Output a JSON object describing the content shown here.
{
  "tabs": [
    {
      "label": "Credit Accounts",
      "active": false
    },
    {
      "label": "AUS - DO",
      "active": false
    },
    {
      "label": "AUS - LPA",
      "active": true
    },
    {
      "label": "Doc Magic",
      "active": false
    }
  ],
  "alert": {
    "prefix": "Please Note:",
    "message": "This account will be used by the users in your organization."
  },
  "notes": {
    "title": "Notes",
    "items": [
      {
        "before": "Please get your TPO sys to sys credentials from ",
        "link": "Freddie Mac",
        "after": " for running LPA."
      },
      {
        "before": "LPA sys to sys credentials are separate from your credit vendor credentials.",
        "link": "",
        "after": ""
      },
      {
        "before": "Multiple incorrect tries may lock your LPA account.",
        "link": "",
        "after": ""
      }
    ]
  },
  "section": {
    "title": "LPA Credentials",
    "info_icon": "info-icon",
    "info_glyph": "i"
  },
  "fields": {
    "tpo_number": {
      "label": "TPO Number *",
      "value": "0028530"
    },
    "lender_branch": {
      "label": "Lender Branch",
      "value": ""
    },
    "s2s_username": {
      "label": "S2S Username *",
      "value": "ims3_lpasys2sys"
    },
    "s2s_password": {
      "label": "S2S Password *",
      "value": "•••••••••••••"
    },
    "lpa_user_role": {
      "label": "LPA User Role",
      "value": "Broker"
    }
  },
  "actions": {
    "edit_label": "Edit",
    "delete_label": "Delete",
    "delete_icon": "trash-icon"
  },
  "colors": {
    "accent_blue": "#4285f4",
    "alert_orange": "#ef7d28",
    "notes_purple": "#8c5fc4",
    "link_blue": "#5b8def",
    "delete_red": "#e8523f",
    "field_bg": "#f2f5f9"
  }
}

* [PROBLEM DESCRIPTION]
Show the lines of the data that hold the word "Please".

* [WRITTEN ANSWER]
    "prefix": "Please Note:",
        "before": "Please get your TPO sys to sys credentials from ",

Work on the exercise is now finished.